*WRITTEN INSTRUCTION 1:*
Recast the rows of the dataset, starting from the first row and ending with the row containing "header-edition: Переиздание 2004", as a Markdown table with the columns Number and Entry, leaving out any blank lines.

Pdvsa 22 New, A Trader's-Eye-View
Seventeen months after a bizarre, closed-doors deal between PDVSA, Banco de Venezuela and BCV, a “new” Pdvsa 6% 2022 bond turned up and fell a hair-raising 11% in its first day of ‘trading’. We set out to figure out what the hell that’s about.
It was miércoles santo. Despite President Maduro giving everybody the week off by decree, most of the local traders, like me, were online on their Bloomberg terminals, keeping an eye on their positions and aiming to leave early. Little did we suspect that night that a strange, middle-of-the-night decision made 17 months earlier in a desperate bid to roll-over maturing Pdvsa ‘14 bonds was about to detonate across our terminals.
So I was just casually chatting about the Venny market, which seemed to be more active than usual for the holiday-shortened week, and about oil prices, which were falling faster than they had in a month that day, when I stumbled upon that screen at the top of this post, and immediately shared it on the chat room.
The other traders lost their minds…
Wtf man?!?!
What is that new Pdvsa 6% 22?!?
When did it start to trade?
Why is it going down eleven freakin’ percent in a day??
Who’s pricing this?? Who’s selling this??
And most importantly…
Who the hell is BVAL and when did he start trading this bond??

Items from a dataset

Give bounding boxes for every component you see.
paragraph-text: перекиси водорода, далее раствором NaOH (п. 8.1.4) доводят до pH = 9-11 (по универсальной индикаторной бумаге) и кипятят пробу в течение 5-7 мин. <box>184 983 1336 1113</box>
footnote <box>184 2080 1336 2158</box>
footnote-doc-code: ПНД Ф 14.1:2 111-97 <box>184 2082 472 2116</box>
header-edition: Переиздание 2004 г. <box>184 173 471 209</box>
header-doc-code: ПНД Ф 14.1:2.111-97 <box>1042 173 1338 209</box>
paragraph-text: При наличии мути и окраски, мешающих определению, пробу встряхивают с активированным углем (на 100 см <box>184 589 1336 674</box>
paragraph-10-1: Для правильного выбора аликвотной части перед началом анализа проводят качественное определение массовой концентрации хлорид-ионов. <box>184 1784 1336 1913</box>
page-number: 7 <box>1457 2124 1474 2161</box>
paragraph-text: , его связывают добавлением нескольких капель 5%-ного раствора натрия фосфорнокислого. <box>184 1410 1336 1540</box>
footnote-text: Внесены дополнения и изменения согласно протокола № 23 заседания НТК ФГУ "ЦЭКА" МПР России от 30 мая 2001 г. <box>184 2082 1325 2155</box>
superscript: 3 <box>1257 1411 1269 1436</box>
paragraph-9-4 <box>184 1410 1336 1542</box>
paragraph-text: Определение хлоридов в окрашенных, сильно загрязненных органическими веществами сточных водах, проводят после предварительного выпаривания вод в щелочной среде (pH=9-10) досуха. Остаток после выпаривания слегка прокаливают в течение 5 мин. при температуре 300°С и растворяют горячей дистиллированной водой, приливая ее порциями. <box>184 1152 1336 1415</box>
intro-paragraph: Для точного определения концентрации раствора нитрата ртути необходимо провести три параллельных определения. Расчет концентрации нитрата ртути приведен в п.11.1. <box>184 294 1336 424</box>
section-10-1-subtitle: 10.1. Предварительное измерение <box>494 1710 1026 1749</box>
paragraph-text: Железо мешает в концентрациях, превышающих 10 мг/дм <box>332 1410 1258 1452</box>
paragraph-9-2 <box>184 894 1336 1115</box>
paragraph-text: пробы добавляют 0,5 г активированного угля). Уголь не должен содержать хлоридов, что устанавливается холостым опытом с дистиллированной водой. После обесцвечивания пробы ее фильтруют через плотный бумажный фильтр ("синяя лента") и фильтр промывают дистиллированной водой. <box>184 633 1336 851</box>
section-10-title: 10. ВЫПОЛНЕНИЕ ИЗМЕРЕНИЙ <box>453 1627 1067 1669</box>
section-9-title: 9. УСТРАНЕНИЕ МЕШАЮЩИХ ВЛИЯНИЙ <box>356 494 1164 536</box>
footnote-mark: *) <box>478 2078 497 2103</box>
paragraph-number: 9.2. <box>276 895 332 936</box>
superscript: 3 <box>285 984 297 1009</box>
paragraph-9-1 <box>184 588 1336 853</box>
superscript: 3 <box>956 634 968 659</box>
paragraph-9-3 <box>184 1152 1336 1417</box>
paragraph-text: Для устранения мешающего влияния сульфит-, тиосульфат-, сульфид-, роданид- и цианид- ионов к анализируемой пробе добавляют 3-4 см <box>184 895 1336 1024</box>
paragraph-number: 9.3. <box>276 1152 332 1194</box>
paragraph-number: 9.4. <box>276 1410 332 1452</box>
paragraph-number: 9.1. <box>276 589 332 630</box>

*WRITTEN INSTRUCTION 2:*
According to the post about the new Pdvsa bond, how much did the bond fall in its first day of trading?

*OUTPUT 1:*
| Number | Entry |
|---|---|
| 1 | Give bounding boxes for every component you see. |
| 2 | paragraph-text: перекиси водорода, далее раствором NaOH (п. 8.1.4) доводят до pH = 9-11 (по универсальной индикаторной бумаге) и кипятят пробу в течение 5-7 мин. <box>184 983 1336 1113</box> |
| 3 | footnote <box>184 2080 1336 2158</box> |
| 4 | footnote-doc-code: ПНД Ф 14.1:2 111-97 <box>184 2082 472 2116</box> |
| 5 | header-edition: Переиздание 2004 г. <box>184 173 471 209</box> |

*OUTPUT 2:*
It fell 11%.